== Exercise goal ==
Locate the string "ylabel" in the records below. Copy every line where it occurs.

[Rows from a dataset]
....

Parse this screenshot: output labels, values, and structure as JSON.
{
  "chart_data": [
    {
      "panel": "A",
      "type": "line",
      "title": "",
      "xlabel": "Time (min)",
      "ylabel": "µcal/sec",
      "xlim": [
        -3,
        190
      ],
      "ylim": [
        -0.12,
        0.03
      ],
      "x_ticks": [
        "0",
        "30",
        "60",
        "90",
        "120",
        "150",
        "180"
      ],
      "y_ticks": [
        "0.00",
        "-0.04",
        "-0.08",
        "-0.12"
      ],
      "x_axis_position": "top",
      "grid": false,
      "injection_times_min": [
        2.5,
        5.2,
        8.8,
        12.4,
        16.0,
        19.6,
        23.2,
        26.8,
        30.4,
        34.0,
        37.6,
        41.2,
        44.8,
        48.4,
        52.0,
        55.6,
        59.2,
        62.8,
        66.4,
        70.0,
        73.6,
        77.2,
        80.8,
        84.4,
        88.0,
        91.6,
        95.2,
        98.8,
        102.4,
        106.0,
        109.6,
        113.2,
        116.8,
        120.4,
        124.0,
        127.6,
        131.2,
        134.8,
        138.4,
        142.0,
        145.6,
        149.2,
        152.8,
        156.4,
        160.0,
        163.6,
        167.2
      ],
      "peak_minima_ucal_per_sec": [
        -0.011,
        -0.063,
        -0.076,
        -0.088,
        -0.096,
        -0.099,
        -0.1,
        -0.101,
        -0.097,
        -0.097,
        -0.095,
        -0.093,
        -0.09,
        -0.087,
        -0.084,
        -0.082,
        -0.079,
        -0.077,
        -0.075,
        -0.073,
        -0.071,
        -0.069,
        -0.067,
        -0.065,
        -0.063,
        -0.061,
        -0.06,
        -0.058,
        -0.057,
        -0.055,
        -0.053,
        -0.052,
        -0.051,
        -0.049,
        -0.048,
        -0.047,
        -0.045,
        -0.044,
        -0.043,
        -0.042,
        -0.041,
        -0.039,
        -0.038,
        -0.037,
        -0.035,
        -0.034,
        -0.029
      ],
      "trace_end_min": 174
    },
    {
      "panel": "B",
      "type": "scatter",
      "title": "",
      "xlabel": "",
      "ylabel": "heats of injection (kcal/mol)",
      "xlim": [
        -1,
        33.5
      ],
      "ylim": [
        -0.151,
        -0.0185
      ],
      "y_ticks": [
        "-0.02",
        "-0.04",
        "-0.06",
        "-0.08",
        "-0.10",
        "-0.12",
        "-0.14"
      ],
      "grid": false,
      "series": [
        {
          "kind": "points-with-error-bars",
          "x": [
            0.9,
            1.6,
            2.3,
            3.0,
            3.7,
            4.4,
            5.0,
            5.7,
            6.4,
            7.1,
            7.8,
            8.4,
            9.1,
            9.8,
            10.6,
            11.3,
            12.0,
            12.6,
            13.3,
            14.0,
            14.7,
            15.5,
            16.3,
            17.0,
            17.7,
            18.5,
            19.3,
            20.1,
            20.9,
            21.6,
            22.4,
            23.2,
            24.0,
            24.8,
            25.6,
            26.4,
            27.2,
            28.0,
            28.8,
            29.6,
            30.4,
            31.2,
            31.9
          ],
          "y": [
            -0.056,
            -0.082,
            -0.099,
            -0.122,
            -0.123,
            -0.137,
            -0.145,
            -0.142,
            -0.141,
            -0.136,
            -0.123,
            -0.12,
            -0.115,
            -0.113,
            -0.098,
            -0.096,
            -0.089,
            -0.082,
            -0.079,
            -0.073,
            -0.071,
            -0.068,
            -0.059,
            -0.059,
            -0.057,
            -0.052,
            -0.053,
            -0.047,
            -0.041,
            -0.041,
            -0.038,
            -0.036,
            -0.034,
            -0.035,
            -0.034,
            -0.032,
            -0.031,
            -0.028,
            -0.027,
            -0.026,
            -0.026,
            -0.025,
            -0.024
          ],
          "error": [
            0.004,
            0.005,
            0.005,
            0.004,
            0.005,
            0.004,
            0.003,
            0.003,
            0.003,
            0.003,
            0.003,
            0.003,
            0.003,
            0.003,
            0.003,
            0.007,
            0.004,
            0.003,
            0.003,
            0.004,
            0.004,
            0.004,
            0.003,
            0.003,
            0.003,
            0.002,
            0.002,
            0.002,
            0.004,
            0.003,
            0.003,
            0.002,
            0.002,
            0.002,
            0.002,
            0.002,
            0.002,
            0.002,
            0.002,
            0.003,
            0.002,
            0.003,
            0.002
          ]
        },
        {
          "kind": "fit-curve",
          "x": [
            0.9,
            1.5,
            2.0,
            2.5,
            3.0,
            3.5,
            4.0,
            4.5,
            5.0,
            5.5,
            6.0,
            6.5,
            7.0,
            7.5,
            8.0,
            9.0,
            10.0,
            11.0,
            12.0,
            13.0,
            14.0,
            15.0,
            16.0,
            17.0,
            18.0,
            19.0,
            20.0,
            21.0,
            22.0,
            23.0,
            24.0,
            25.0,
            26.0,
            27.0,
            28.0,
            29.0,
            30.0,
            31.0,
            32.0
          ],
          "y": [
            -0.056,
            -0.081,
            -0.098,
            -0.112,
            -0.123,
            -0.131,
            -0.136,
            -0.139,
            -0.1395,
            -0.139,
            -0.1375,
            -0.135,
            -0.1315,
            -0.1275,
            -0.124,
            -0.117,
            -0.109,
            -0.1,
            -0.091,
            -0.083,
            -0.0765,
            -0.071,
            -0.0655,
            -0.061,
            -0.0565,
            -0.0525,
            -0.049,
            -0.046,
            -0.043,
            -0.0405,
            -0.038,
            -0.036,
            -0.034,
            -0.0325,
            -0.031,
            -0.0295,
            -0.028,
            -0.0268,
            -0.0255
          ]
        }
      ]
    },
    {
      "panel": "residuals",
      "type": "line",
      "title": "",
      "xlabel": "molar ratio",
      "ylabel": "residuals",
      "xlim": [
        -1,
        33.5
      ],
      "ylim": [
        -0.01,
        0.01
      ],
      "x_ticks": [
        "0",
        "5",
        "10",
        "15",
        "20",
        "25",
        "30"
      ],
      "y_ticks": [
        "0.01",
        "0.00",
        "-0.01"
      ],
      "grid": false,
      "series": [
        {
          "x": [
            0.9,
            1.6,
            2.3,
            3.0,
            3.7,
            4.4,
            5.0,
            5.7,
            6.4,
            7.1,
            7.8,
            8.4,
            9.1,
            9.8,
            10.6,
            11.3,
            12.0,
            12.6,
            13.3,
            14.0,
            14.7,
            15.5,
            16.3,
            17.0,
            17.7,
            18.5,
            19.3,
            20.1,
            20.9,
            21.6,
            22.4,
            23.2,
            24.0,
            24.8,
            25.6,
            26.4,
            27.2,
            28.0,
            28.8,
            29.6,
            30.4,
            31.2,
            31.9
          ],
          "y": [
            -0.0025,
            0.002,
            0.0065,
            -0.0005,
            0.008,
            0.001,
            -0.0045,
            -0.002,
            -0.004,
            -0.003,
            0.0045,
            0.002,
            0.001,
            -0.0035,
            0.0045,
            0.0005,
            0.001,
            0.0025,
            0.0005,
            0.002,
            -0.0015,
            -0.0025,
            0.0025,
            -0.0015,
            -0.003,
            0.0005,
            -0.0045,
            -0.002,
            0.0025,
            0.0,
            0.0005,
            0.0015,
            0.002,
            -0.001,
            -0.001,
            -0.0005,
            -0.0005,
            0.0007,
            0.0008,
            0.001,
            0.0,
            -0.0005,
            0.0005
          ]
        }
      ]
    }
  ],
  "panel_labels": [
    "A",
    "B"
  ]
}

....

== The solution ==
      "ylabel": "µcal/sec",
      "ylabel": "heats of injection (kcal/mol)",
      "ylabel": "residuals",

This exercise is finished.